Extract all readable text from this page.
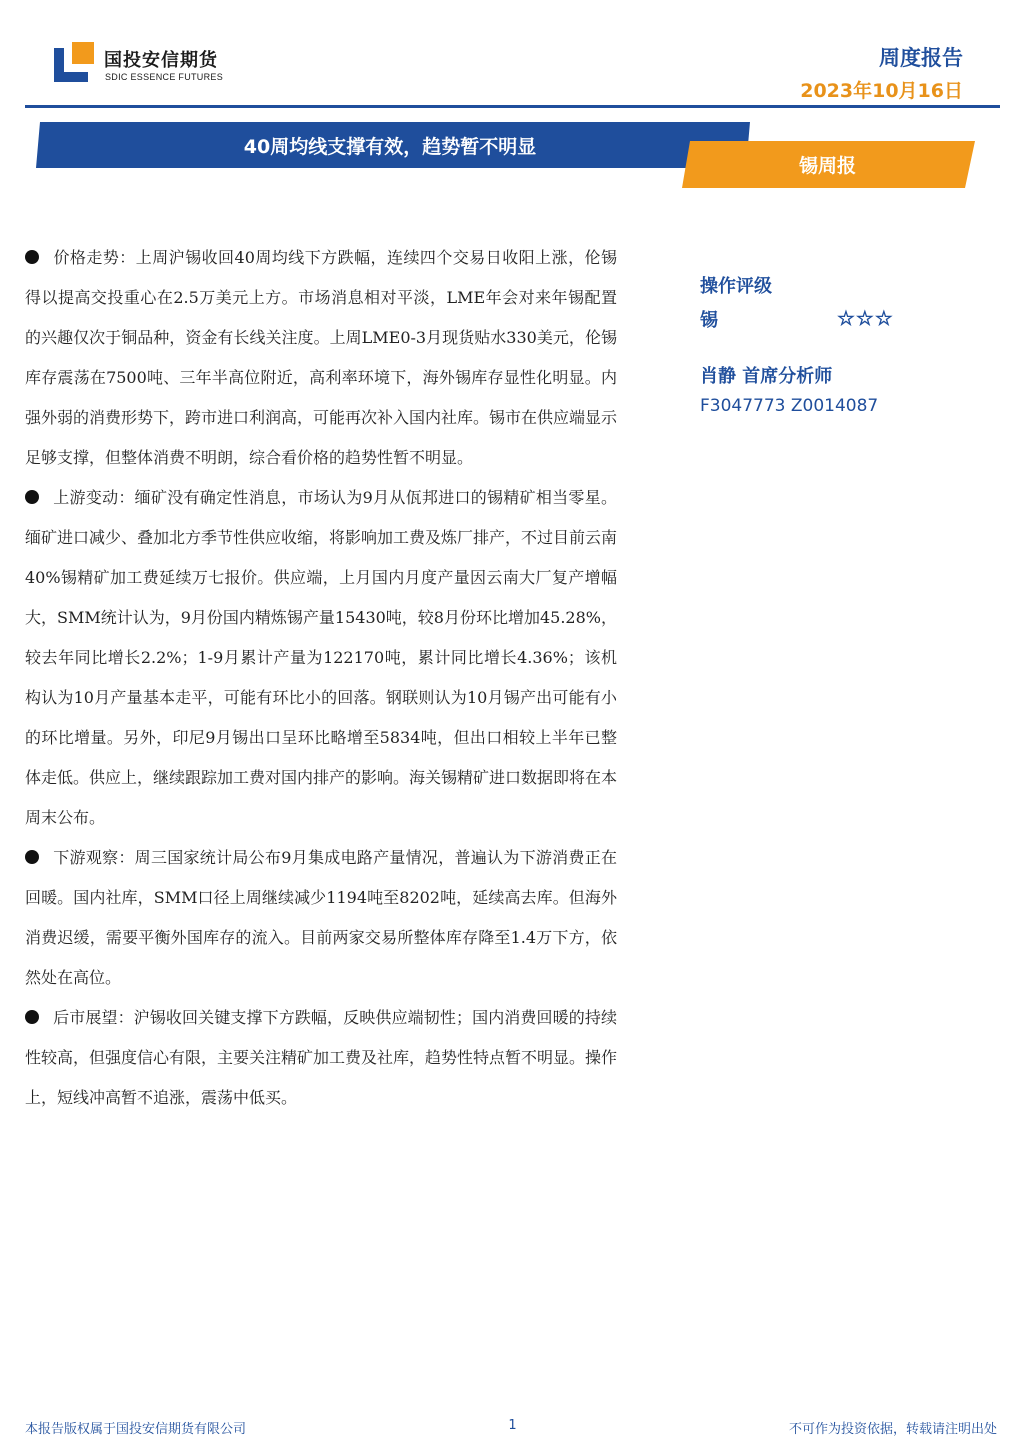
国投安信期货
SDIC ESSENCE FUTURES
周度报告
2023年10月16日
40周均线支撑有效，趋势暂不明显
锡周报

价格走势：上周沪锡收回40周均线下方跌幅，连续四个交易日收阳上涨，伦锡得以提高交投重心在2.5万美元上方。市场消息相对平淡，LME年会对来年锡配置的兴趣仅次于铜品种，资金有长线关注度。上周LME0-3月现货贴水330美元，伦锡库存震荡在7500吨、三年半高位附近，高利率环境下，海外锡库存显性化明显。内强外弱的消费形势下，跨市进口利润高，可能再次补入国内社库。锡市在供应端显示足够支撑，但整体消费不明朗，综合看价格的趋势性暂不明显。

上游变动：缅矿没有确定性消息，市场认为9月从佤邦进口的锡精矿相当零星。缅矿进口减少、叠加北方季节性供应收缩，将影响加工费及炼厂排产，不过目前云南40%锡精矿加工费延续万七报价。供应端，上月国内月度产量因云南大厂复产增幅大，SMM统计认为，9月份国内精炼锡产量15430吨，较8月份环比增加45.28%，较去年同比增长2.2%；1-9月累计产量为122170吨，累计同比增长4.36%；该机构认为10月产量基本走平，可能有环比小的回落。钢联则认为10月锡产出可能有小的环比增量。另外，印尼9月锡出口呈环比略增至5834吨，但出口相较上半年已整体走低。供应上，继续跟踪加工费对国内排产的影响。海关锡精矿进口数据即将在本周末公布。

下游观察：周三国家统计局公布9月集成电路产量情况，普遍认为下游消费正在回暖。国内社库，SMM口径上周继续减少1194吨至8202吨，延续高去库。但海外消费迟缓，需要平衡外国库存的流入。目前两家交易所整体库存降至1.4万下方，依然处在高位。

后市展望：沪锡收回关键支撑下方跌幅，反映供应端韧性；国内消费回暖的持续性较高，但强度信心有限，主要关注精矿加工费及社库，趋势性特点暂不明显。操作上，短线冲高暂不追涨，震荡中低买。

操作评级
锡	☆☆☆
肖静 首席分析师
F3047773 Z0014087
本报告版权属于国投安信期货有限公司	1	不可作为投资依据，转载请注明出处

****************

**Work to complete**.
Write the listing out a second time exactly, dropping all images.

**Solution to this problem**.
Extract all readable text from this page.
国投安信期货
SDIC ESSENCE FUTURES
周度报告
2023年10月16日
40周均线支撑有效，趋势暂不明显
锡周报

价格走势：上周沪锡收回40周均线下方跌幅，连续四个交易日收阳上涨，伦锡得以提高交投重心在2.5万美元上方。市场消息相对平淡，LME年会对来年锡配置的兴趣仅次于铜品种，资金有长线关注度。上周LME0-3月现货贴水330美元，伦锡库存震荡在7500吨、三年半高位附近，高利率环境下，海外锡库存显性化明显。内强外弱的消费形势下，跨市进口利润高，可能再次补入国内社库。锡市在供应端显示足够支撑，但整体消费不明朗，综合看价格的趋势性暂不明显。

上游变动：缅矿没有确定性消息，市场认为9月从佤邦进口的锡精矿相当零星。缅矿进口减少、叠加北方季节性供应收缩，将影响加工费及炼厂排产，不过目前云南40%锡精矿加工费延续万七报价。供应端，上月国内月度产量因云南大厂复产增幅大，SMM统计认为，9月份国内精炼锡产量15430吨，较8月份环比增加45.28%，较去年同比增长2.2%；1-9月累计产量为122170吨，累计同比增长4.36%；该机构认为10月产量基本走平，可能有环比小的回落。钢联则认为10月锡产出可能有小的环比增量。另外，印尼9月锡出口呈环比略增至5834吨，但出口相较上半年已整体走低。供应上，继续跟踪加工费对国内排产的影响。海关锡精矿进口数据即将在本周末公布。

下游观察：周三国家统计局公布9月集成电路产量情况，普遍认为下游消费正在回暖。国内社库，SMM口径上周继续减少1194吨至8202吨，延续高去库。但海外消费迟缓，需要平衡外国库存的流入。目前两家交易所整体库存降至1.4万下方，依然处在高位。

后市展望：沪锡收回关键支撑下方跌幅，反映供应端韧性；国内消费回暖的持续性较高，但强度信心有限，主要关注精矿加工费及社库，趋势性特点暂不明显。操作上，短线冲高暂不追涨，震荡中低买。

操作评级
锡	☆☆☆
肖静 首席分析师
F3047773 Z0014087
本报告版权属于国投安信期货有限公司	1	不可作为投资依据，转载请注明出处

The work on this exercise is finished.